▶ _EXERCISE PROMPT_
Can you output the records from the line containing "List 16 of the" through the line containing "x-tick-label: 500 [344,524,370,542]" as a numbered list, skipping blank lines and leaving the pictures out?

Excerpts from a layout annotation set:
▬▬▬▬▬▬

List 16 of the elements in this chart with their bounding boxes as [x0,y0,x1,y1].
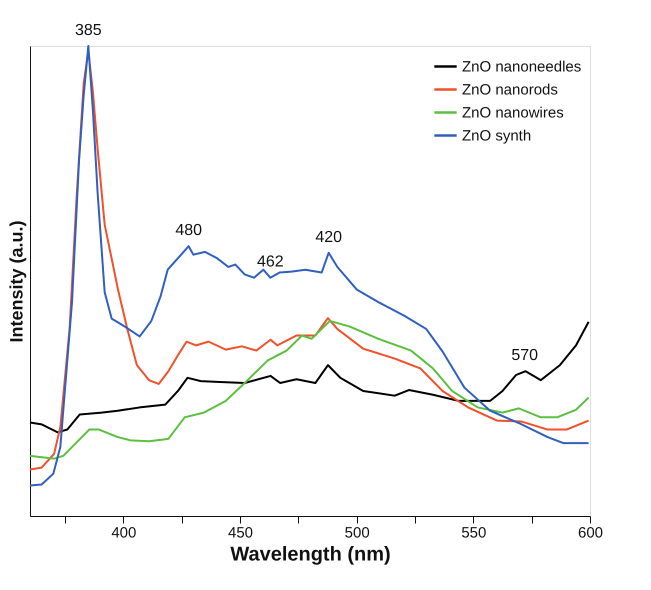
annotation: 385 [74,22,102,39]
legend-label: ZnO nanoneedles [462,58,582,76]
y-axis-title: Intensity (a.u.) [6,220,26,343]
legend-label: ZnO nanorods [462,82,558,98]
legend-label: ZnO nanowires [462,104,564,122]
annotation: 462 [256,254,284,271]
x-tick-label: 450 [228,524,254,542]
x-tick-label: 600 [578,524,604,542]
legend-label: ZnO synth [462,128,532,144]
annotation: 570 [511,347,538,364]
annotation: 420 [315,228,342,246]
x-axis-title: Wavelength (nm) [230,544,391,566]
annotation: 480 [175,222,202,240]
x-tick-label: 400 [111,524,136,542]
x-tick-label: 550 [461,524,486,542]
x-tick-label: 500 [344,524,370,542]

▬▬▬▬▬▬

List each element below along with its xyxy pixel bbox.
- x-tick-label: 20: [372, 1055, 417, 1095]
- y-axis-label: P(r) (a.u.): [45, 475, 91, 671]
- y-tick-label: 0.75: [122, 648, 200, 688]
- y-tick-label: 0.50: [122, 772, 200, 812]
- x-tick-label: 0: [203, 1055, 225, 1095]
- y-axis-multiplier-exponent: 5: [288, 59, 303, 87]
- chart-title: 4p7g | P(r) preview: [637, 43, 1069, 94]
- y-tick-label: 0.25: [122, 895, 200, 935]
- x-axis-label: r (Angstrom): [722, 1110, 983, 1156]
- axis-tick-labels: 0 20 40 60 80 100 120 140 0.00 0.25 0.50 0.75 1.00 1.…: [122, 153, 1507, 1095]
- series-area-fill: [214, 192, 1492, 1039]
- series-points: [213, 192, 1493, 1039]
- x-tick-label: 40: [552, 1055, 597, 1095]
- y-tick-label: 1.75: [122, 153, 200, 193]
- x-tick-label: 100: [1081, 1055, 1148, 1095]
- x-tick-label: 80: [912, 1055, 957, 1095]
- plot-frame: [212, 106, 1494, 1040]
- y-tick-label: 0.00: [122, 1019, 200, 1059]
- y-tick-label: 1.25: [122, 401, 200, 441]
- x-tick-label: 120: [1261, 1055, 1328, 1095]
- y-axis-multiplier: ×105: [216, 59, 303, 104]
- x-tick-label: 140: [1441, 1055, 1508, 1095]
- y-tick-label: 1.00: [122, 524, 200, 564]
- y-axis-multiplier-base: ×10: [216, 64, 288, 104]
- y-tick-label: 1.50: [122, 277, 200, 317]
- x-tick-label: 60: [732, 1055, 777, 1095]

▬▬▬▬▬▬

▶ _RESULT FOR THIS EXERCISE_
1. List 16 of the elements in this chart with their bounding boxes as [x0,y0,x1,y1].
2. annotation: 385 [74,22,102,39]
3. legend-label: ZnO nanoneedles [462,58,582,76]
4. y-axis-title: Intensity (a.u.) [6,220,26,343]
5. legend-label: ZnO nanorods [462,82,558,98]
6. legend-label: ZnO nanowires [462,104,564,122]
7. annotation: 462 [256,254,284,271]
8. x-tick-label: 450 [228,524,254,542]
9. x-tick-label: 600 [578,524,604,542]
10. legend-label: ZnO synth [462,128,532,144]
11. annotation: 570 [511,347,538,364]
12. annotation: 420 [315,228,342,246]
13. x-axis-title: Wavelength (nm) [230,544,391,566]
14. annotation: 480 [175,222,202,240]
15. x-tick-label: 400 [111,524,136,542]
16. x-tick-label: 550 [461,524,486,542]
17. x-tick-label: 500 [344,524,370,542]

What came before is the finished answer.